>>>

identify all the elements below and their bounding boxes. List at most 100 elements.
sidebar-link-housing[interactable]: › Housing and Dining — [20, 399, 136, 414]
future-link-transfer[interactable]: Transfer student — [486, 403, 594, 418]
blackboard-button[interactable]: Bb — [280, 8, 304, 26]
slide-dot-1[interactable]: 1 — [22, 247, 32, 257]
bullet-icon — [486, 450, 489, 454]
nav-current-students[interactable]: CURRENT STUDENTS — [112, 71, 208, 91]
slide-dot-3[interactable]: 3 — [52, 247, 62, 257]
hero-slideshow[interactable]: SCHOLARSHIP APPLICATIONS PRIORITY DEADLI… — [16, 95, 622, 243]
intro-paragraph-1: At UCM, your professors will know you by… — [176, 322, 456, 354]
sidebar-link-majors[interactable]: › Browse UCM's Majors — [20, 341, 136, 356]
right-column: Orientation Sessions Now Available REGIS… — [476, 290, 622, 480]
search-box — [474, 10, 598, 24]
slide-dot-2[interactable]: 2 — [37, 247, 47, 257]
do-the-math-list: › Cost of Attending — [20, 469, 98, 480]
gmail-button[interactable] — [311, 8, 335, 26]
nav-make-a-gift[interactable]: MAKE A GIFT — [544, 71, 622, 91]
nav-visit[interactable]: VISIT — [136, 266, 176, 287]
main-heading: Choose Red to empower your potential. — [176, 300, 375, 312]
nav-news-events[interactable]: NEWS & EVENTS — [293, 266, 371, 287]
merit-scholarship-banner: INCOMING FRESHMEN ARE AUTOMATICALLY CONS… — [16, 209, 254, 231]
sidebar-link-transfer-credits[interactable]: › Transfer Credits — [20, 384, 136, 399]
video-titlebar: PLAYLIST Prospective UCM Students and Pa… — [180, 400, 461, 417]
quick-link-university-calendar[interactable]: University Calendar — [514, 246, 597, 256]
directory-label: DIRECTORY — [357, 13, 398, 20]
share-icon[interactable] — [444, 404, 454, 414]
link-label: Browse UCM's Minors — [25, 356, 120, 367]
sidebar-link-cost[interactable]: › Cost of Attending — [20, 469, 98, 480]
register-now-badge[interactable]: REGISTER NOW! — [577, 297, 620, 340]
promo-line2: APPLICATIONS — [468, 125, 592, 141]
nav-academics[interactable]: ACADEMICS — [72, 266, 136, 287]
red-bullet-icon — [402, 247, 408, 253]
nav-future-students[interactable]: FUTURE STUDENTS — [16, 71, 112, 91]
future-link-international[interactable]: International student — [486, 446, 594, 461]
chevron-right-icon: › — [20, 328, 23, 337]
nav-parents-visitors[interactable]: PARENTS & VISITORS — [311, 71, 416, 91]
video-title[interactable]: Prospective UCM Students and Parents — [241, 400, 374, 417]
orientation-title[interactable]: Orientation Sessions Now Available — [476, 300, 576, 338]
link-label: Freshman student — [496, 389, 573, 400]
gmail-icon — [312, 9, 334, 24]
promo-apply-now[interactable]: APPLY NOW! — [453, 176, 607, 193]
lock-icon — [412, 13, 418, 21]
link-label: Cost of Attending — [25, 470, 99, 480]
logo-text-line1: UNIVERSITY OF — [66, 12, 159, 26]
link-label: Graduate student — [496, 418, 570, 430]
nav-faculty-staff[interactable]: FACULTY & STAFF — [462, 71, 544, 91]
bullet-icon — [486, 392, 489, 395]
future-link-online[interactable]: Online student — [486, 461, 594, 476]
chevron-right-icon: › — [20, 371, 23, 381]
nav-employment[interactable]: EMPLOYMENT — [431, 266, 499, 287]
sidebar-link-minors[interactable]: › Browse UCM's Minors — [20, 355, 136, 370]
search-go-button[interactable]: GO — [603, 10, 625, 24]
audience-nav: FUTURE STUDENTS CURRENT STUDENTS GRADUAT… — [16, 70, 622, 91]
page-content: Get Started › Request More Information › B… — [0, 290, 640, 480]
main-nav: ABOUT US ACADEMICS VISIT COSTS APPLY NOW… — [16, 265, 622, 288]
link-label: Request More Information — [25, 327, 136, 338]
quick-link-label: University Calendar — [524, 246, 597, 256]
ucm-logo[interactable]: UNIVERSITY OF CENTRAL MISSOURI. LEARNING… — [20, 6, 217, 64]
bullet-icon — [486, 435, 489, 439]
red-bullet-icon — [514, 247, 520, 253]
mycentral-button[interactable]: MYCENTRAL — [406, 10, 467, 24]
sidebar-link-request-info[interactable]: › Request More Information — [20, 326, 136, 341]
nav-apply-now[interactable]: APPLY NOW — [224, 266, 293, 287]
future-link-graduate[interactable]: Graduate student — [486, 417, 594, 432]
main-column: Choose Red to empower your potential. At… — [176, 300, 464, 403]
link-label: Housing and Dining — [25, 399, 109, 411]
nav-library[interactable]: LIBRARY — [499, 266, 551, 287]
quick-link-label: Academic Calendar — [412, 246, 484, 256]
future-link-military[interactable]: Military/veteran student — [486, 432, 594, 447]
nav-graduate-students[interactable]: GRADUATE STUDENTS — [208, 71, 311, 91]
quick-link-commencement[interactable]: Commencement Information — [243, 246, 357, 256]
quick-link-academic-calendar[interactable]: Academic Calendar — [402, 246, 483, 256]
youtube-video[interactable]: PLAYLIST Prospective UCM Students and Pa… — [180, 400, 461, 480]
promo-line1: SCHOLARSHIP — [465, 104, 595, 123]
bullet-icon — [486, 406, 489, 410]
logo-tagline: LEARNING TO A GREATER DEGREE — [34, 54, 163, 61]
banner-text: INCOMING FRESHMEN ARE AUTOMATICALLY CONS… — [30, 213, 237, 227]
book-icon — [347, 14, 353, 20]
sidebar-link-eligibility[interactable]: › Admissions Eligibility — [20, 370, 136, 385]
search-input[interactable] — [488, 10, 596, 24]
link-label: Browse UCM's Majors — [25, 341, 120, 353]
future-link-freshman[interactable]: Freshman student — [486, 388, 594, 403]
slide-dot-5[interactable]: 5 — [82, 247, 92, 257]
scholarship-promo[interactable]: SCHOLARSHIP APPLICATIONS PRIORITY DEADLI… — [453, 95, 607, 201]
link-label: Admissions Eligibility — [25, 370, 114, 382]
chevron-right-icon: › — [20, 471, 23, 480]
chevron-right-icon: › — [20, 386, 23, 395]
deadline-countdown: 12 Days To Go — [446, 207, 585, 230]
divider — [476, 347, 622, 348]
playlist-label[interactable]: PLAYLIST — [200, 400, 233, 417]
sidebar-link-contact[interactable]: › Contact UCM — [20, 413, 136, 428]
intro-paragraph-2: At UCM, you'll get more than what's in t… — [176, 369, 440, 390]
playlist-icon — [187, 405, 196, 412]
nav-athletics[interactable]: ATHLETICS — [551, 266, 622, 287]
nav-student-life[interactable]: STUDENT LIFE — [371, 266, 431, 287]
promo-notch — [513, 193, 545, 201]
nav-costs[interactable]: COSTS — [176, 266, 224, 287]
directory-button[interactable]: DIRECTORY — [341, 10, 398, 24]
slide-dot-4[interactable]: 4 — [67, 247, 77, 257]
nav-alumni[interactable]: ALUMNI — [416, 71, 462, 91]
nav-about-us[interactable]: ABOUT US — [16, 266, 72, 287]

<<<

◆ WHAT YOU SHOULD DO: Find every line in the records above that contains the string "banner", and copy each of those lines.

◆ ANSWER IN FULL:
merit-scholarship-banner: INCOMING FRESHMEN ARE AUTOMATICALLY CONS… — [16, 209, 254, 231]
banner-text: INCOMING FRESHMEN ARE AUTOMATICALLY CONS… — [30, 213, 237, 227]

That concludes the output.